ENTRIES SHOWN ->
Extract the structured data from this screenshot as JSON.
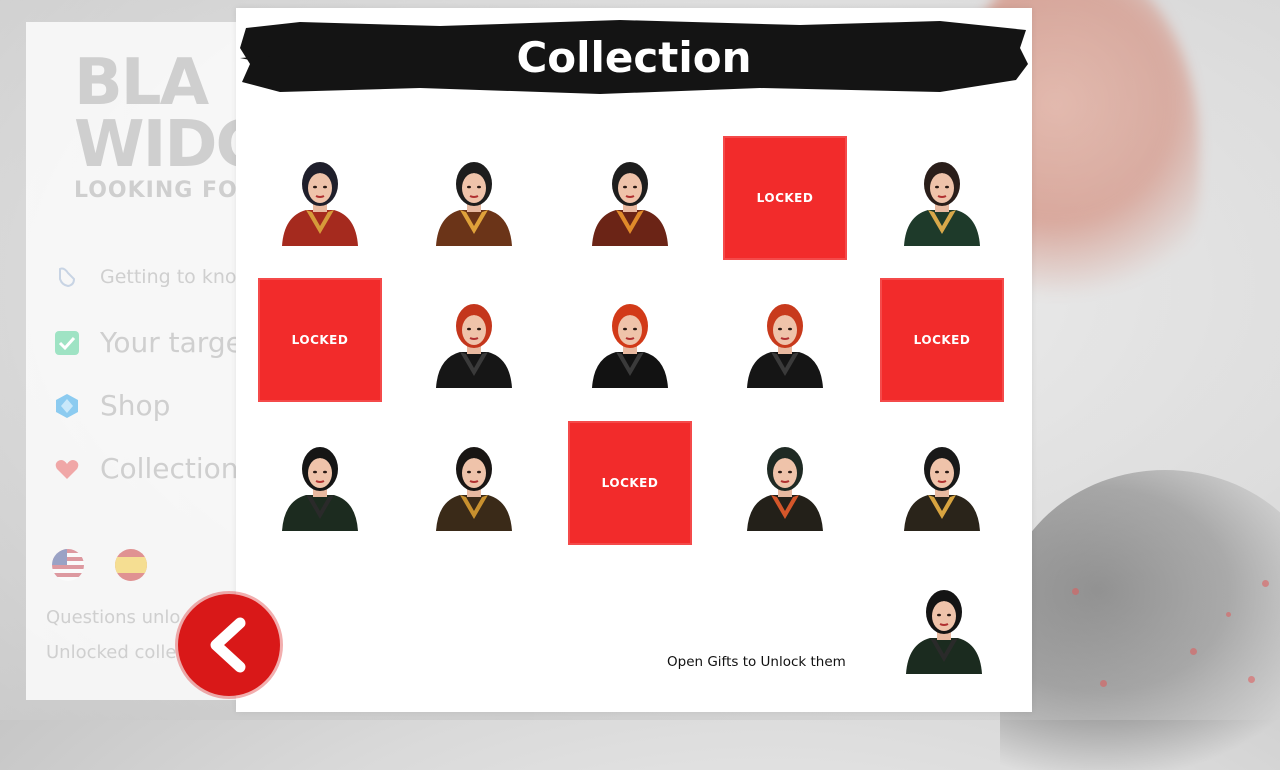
{
  "menu": {
    "logo": {
      "line1": "BLA",
      "line2": "WIDG",
      "line3": "LOOKING FO"
    },
    "items": [
      {
        "label": "Getting to kno",
        "icon": "hand-icon"
      },
      {
        "label": "Your targe",
        "icon": "checkbox-icon"
      },
      {
        "label": "Shop",
        "icon": "gem-icon"
      },
      {
        "label": "Collection",
        "icon": "heart-icon"
      }
    ],
    "flags": [
      "us-flag-icon",
      "spain-flag-icon"
    ],
    "stats": {
      "questions": "Questions unlo",
      "collection": "Unlocked colle"
    }
  },
  "modal": {
    "title": "Collection",
    "locked_label": "LOCKED",
    "grid": [
      {
        "state": "unlocked",
        "hair": "#1f1f2b",
        "outfit": "#a52a1e",
        "trim": "#d69a3a"
      },
      {
        "state": "unlocked",
        "hair": "#1d1d1d",
        "outfit": "#6b3418",
        "trim": "#e0a23a"
      },
      {
        "state": "unlocked",
        "hair": "#1d1d1d",
        "outfit": "#6b2416",
        "trim": "#e08a2a"
      },
      {
        "state": "locked"
      },
      {
        "state": "unlocked",
        "hair": "#2a1e1a",
        "outfit": "#1e3a2a",
        "trim": "#d8a84a"
      },
      {
        "state": "locked"
      },
      {
        "state": "unlocked",
        "hair": "#c4361c",
        "outfit": "#161616",
        "trim": "#3a3a3a"
      },
      {
        "state": "unlocked",
        "hair": "#d23a18",
        "outfit": "#121212",
        "trim": "#3a3a3a"
      },
      {
        "state": "unlocked",
        "hair": "#c83a1c",
        "outfit": "#151515",
        "trim": "#3a3a3a"
      },
      {
        "state": "locked"
      },
      {
        "state": "unlocked",
        "hair": "#151515",
        "outfit": "#1c2b1f",
        "trim": "#2a2a2a"
      },
      {
        "state": "unlocked",
        "hair": "#191614",
        "outfit": "#3a2a18",
        "trim": "#c8902e"
      },
      {
        "state": "locked"
      },
      {
        "state": "unlocked",
        "hair": "#1f2a24",
        "outfit": "#232019",
        "trim": "#d4562a"
      },
      {
        "state": "unlocked",
        "hair": "#191919",
        "outfit": "#2a241a",
        "trim": "#d8a440"
      }
    ],
    "preview": {
      "hair": "#141414",
      "outfit": "#1b2b1f",
      "trim": "#2a2a2a"
    },
    "hint": "Open Gifts to Unlock them"
  },
  "colors": {
    "accent": "#d91818",
    "locked": "#f22b2b",
    "banner": "#141414"
  }
}
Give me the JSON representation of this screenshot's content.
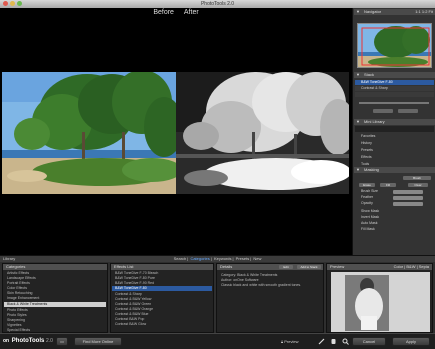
{
  "window": {
    "title": "PhotoTools 2.0"
  },
  "preview": {
    "before_label": "Before",
    "after_label": "After"
  },
  "sidebar": {
    "navigator": {
      "title": "Navigator",
      "zoom": "1:1 1:2 Fit"
    },
    "stack": {
      "title": "Stack",
      "items": [
        {
          "label": "B&W ToneDive F-80"
        },
        {
          "label": "Contrast & Sharp"
        }
      ]
    },
    "library": {
      "title": "Mini Library"
    },
    "sections": [
      "Favorites",
      "History",
      "Presets",
      "Effects",
      "Tools"
    ],
    "masking": {
      "title": "Masking",
      "buttons": [
        "Brush",
        "Erase",
        "Fill",
        "Clear"
      ],
      "options": [
        "Brush Size",
        "Feather",
        "Opacity"
      ],
      "checks": [
        "Show Mask",
        "Invert Mask",
        "Auto Mask",
        "Fill Mask"
      ]
    }
  },
  "library": {
    "header_label": "Library",
    "tabs": [
      "Search",
      "Categories",
      "Keywords",
      "Presets",
      "New"
    ],
    "active_tab": "Categories",
    "categories": {
      "title": "Categories",
      "items": [
        "Artistic Effects",
        "Landscape Effects",
        "Portrait Effects",
        "Color Effects",
        "Skin Retouching",
        "Image Enhancement",
        "Black & White Treatments",
        "Photo Effects",
        "Photo Styles",
        "Sharpening",
        "Vignettes",
        "Special Effects"
      ],
      "selected_index": 6
    },
    "effects": {
      "title": "Effects List",
      "items": [
        "B&W ToneDive F-70 Bleach",
        "B&W ToneDive F-80 Pure",
        "B&W ToneDive F-90 Red",
        "B&W ToneDive F-80",
        "Contrast & Sharp",
        "Contrast & B&W Yellow",
        "Contrast & B&W Green",
        "Contrast & B&W Orange",
        "Contrast & B&W Blue",
        "Contrast B&W Pop",
        "Contrast B&W Glow"
      ],
      "selected_index": 3
    },
    "details": {
      "title": "Details",
      "buttons": [
        "Edit",
        "Add to Stack"
      ],
      "lines": [
        "Category: Black & White Treatments",
        "Author: onOne Software",
        "Classic black and white with smooth gradient tones."
      ]
    },
    "preview": {
      "title": "Preview",
      "options": "Color | B&W | Sepia"
    }
  },
  "bottom_bar": {
    "app_name": "PhotoTools",
    "version": "2.0",
    "brand": "on",
    "find_more": "Find More Online",
    "preview_label": "Preview",
    "cancel": "Cancel",
    "apply": "Apply"
  },
  "colors": {
    "accent": "#2c5aa0",
    "background": "#2a2a2a"
  }
}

SET PROBLEM ->
Exactly how many lines in the data above contain the word "title"? Respond with the number and nothing more.

TASK SOLUTION ->
10